▶ _TASK DESCRIPTION_
Would you output all the entries below without altering a word?
------------------------------------------------------------------------
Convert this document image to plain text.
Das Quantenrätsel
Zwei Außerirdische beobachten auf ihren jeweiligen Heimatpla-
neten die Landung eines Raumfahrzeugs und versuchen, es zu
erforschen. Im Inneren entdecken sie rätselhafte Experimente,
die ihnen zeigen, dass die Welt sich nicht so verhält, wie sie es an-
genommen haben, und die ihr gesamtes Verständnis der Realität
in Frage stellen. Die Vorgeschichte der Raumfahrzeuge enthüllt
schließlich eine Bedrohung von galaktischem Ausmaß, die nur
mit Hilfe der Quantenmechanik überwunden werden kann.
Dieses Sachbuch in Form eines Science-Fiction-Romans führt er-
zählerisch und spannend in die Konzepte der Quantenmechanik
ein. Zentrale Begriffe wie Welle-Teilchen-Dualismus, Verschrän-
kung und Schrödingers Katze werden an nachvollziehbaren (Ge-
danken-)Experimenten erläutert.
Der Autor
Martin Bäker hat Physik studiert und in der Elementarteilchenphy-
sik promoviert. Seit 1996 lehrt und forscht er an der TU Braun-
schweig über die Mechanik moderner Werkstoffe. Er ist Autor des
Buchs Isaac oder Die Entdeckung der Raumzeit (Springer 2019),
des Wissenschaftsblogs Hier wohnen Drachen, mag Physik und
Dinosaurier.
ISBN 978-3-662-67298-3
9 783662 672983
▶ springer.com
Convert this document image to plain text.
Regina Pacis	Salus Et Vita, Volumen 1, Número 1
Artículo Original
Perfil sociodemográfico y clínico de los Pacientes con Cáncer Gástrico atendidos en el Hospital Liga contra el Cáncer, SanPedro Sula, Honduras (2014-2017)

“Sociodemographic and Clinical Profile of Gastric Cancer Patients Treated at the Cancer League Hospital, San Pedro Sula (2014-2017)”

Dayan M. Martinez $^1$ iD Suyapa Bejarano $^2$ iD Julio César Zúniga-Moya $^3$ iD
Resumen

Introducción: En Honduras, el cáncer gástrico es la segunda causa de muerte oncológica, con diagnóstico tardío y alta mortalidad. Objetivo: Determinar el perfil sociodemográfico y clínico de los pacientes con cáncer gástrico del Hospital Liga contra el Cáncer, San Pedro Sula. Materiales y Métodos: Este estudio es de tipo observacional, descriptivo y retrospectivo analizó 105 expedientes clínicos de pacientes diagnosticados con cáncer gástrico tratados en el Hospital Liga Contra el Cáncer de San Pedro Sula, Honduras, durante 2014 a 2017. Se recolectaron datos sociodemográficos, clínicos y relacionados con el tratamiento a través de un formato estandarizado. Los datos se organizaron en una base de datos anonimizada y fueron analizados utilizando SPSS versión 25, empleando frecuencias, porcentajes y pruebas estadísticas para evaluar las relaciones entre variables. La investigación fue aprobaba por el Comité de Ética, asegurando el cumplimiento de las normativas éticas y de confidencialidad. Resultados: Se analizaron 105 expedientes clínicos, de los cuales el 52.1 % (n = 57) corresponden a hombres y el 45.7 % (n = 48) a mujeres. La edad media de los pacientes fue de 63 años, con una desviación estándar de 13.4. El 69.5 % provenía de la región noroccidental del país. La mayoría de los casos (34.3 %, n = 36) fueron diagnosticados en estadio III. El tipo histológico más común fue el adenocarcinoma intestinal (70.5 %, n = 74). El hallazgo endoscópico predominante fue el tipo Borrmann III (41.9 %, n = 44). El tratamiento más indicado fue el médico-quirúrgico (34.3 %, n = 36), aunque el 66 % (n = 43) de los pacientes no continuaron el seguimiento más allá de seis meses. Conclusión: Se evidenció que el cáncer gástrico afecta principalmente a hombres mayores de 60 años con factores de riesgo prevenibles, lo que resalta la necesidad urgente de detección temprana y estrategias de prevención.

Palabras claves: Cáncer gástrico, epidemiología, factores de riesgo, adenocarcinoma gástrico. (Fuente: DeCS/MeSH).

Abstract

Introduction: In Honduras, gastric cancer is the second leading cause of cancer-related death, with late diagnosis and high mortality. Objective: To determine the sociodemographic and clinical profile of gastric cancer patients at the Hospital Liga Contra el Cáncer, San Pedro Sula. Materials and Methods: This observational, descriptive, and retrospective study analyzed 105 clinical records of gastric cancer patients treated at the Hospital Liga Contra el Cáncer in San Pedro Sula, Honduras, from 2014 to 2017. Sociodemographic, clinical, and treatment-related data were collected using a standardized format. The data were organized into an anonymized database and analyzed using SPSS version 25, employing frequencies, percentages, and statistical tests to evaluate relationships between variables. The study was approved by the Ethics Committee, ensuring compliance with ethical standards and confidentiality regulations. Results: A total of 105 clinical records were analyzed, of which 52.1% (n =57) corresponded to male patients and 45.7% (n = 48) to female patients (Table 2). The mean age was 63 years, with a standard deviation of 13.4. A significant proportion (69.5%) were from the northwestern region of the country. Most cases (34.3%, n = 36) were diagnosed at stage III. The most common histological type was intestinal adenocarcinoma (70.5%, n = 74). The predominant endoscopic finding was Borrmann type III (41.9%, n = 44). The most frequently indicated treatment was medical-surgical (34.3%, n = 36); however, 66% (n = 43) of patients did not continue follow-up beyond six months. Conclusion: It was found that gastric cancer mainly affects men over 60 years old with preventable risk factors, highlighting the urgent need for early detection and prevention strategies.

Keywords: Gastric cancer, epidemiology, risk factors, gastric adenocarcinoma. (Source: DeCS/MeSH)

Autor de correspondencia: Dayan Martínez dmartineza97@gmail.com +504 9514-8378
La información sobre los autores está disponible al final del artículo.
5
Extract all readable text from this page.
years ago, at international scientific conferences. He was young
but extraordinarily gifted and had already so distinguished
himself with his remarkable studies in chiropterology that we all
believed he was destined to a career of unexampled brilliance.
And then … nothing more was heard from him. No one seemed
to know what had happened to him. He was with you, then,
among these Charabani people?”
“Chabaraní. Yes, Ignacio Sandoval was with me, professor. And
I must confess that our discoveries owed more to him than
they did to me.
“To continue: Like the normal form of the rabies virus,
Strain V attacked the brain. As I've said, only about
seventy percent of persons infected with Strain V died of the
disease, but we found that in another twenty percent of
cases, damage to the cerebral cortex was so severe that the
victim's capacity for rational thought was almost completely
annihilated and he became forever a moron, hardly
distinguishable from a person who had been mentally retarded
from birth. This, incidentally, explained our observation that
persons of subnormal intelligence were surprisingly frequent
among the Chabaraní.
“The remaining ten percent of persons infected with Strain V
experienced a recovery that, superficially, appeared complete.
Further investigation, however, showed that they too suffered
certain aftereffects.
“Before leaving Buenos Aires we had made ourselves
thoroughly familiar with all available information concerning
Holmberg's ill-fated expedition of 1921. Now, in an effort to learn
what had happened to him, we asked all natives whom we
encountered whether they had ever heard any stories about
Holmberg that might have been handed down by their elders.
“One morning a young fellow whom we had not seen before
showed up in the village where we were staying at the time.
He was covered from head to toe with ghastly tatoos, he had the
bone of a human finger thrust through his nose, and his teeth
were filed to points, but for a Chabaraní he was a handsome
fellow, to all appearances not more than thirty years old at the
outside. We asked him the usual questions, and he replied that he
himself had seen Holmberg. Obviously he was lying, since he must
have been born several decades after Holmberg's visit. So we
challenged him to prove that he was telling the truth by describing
------------------------------------------------------------------------
▶ _RESULT FOR THIS EXERCISE_
Convert this document image to plain text.
Das Quantenrätsel
Zwei Außerirdische beobachten auf ihren jeweiligen Heimatpla-
neten die Landung eines Raumfahrzeugs und versuchen, es zu
erforschen. Im Inneren entdecken sie rätselhafte Experimente,
die ihnen zeigen, dass die Welt sich nicht so verhält, wie sie es an-
genommen haben, und die ihr gesamtes Verständnis der Realität
in Frage stellen. Die Vorgeschichte der Raumfahrzeuge enthüllt
schließlich eine Bedrohung von galaktischem Ausmaß, die nur
mit Hilfe der Quantenmechanik überwunden werden kann.
Dieses Sachbuch in Form eines Science-Fiction-Romans führt er-
zählerisch und spannend in die Konzepte der Quantenmechanik
ein. Zentrale Begriffe wie Welle-Teilchen-Dualismus, Verschrän-
kung und Schrödingers Katze werden an nachvollziehbaren (Ge-
danken-)Experimenten erläutert.
Der Autor
Martin Bäker hat Physik studiert und in der Elementarteilchenphy-
sik promoviert. Seit 1996 lehrt und forscht er an der TU Braun-
schweig über die Mechanik moderner Werkstoffe. Er ist Autor des
Buchs Isaac oder Die Entdeckung der Raumzeit (Springer 2019),
des Wissenschaftsblogs Hier wohnen Drachen, mag Physik und
Dinosaurier.
ISBN 978-3-662-67298-3
9 783662 672983
▶ springer.com
Convert this document image to plain text.
Regina Pacis	Salus Et Vita, Volumen 1, Número 1
Artículo Original
Perfil sociodemográfico y clínico de los Pacientes con Cáncer Gástrico atendidos en el Hospital Liga contra el Cáncer, SanPedro Sula, Honduras (2014-2017)

“Sociodemographic and Clinical Profile of Gastric Cancer Patients Treated at the Cancer League Hospital, San Pedro Sula (2014-2017)”

Dayan M. Martinez $^1$ iD Suyapa Bejarano $^2$ iD Julio César Zúniga-Moya $^3$ iD
Resumen

Introducción: En Honduras, el cáncer gástrico es la segunda causa de muerte oncológica, con diagnóstico tardío y alta mortalidad. Objetivo: Determinar el perfil sociodemográfico y clínico de los pacientes con cáncer gástrico del Hospital Liga contra el Cáncer, San Pedro Sula. Materiales y Métodos: Este estudio es de tipo observacional, descriptivo y retrospectivo analizó 105 expedientes clínicos de pacientes diagnosticados con cáncer gástrico tratados en el Hospital Liga Contra el Cáncer de San Pedro Sula, Honduras, durante 2014 a 2017. Se recolectaron datos sociodemográficos, clínicos y relacionados con el tratamiento a través de un formato estandarizado. Los datos se organizaron en una base de datos anonimizada y fueron analizados utilizando SPSS versión 25, empleando frecuencias, porcentajes y pruebas estadísticas para evaluar las relaciones entre variables. La investigación fue aprobaba por el Comité de Ética, asegurando el cumplimiento de las normativas éticas y de confidencialidad. Resultados: Se analizaron 105 expedientes clínicos, de los cuales el 52.1 % (n = 57) corresponden a hombres y el 45.7 % (n = 48) a mujeres. La edad media de los pacientes fue de 63 años, con una desviación estándar de 13.4. El 69.5 % provenía de la región noroccidental del país. La mayoría de los casos (34.3 %, n = 36) fueron diagnosticados en estadio III. El tipo histológico más común fue el adenocarcinoma intestinal (70.5 %, n = 74). El hallazgo endoscópico predominante fue el tipo Borrmann III (41.9 %, n = 44). El tratamiento más indicado fue el médico-quirúrgico (34.3 %, n = 36), aunque el 66 % (n = 43) de los pacientes no continuaron el seguimiento más allá de seis meses. Conclusión: Se evidenció que el cáncer gástrico afecta principalmente a hombres mayores de 60 años con factores de riesgo prevenibles, lo que resalta la necesidad urgente de detección temprana y estrategias de prevención.

Palabras claves: Cáncer gástrico, epidemiología, factores de riesgo, adenocarcinoma gástrico. (Fuente: DeCS/MeSH).

Abstract

Introduction: In Honduras, gastric cancer is the second leading cause of cancer-related death, with late diagnosis and high mortality. Objective: To determine the sociodemographic and clinical profile of gastric cancer patients at the Hospital Liga Contra el Cáncer, San Pedro Sula. Materials and Methods: This observational, descriptive, and retrospective study analyzed 105 clinical records of gastric cancer patients treated at the Hospital Liga Contra el Cáncer in San Pedro Sula, Honduras, from 2014 to 2017. Sociodemographic, clinical, and treatment-related data were collected using a standardized format. The data were organized into an anonymized database and analyzed using SPSS version 25, employing frequencies, percentages, and statistical tests to evaluate relationships between variables. The study was approved by the Ethics Committee, ensuring compliance with ethical standards and confidentiality regulations. Results: A total of 105 clinical records were analyzed, of which 52.1% (n =57) corresponded to male patients and 45.7% (n = 48) to female patients (Table 2). The mean age was 63 years, with a standard deviation of 13.4. A significant proportion (69.5%) were from the northwestern region of the country. Most cases (34.3%, n = 36) were diagnosed at stage III. The most common histological type was intestinal adenocarcinoma (70.5%, n = 74). The predominant endoscopic finding was Borrmann type III (41.9%, n = 44). The most frequently indicated treatment was medical-surgical (34.3%, n = 36); however, 66% (n = 43) of patients did not continue follow-up beyond six months. Conclusion: It was found that gastric cancer mainly affects men over 60 years old with preventable risk factors, highlighting the urgent need for early detection and prevention strategies.

Keywords: Gastric cancer, epidemiology, risk factors, gastric adenocarcinoma. (Source: DeCS/MeSH)

Autor de correspondencia: Dayan Martínez dmartineza97@gmail.com +504 9514-8378
La información sobre los autores está disponible al final del artículo.
5
Extract all readable text from this page.
years ago, at international scientific conferences. He was young
but extraordinarily gifted and had already so distinguished
himself with his remarkable studies in chiropterology that we all
believed he was destined to a career of unexampled brilliance.
And then … nothing more was heard from him. No one seemed
to know what had happened to him. He was with you, then,
among these Charabani people?”
“Chabaraní. Yes, Ignacio Sandoval was with me, professor. And
I must confess that our discoveries owed more to him than
they did to me.
“To continue: Like the normal form of the rabies virus,
Strain V attacked the brain. As I've said, only about
seventy percent of persons infected with Strain V died of the
disease, but we found that in another twenty percent of
cases, damage to the cerebral cortex was so severe that the
victim's capacity for rational thought was almost completely
annihilated and he became forever a moron, hardly
distinguishable from a person who had been mentally retarded
from birth. This, incidentally, explained our observation that
persons of subnormal intelligence were surprisingly frequent
among the Chabaraní.
“The remaining ten percent of persons infected with Strain V
experienced a recovery that, superficially, appeared complete.
Further investigation, however, showed that they too suffered
certain aftereffects.
“Before leaving Buenos Aires we had made ourselves
thoroughly familiar with all available information concerning
Holmberg's ill-fated expedition of 1921. Now, in an effort to learn
what had happened to him, we asked all natives whom we
encountered whether they had ever heard any stories about
Holmberg that might have been handed down by their elders.
“One morning a young fellow whom we had not seen before
showed up in the village where we were staying at the time.
He was covered from head to toe with ghastly tatoos, he had the
bone of a human finger thrust through his nose, and his teeth
were filed to points, but for a Chabaraní he was a handsome
fellow, to all appearances not more than thirty years old at the
outside. We asked him the usual questions, and he replied that he
himself had seen Holmberg. Obviously he was lying, since he must
have been born several decades after Holmberg's visit. So we
challenged him to prove that he was telling the truth by describing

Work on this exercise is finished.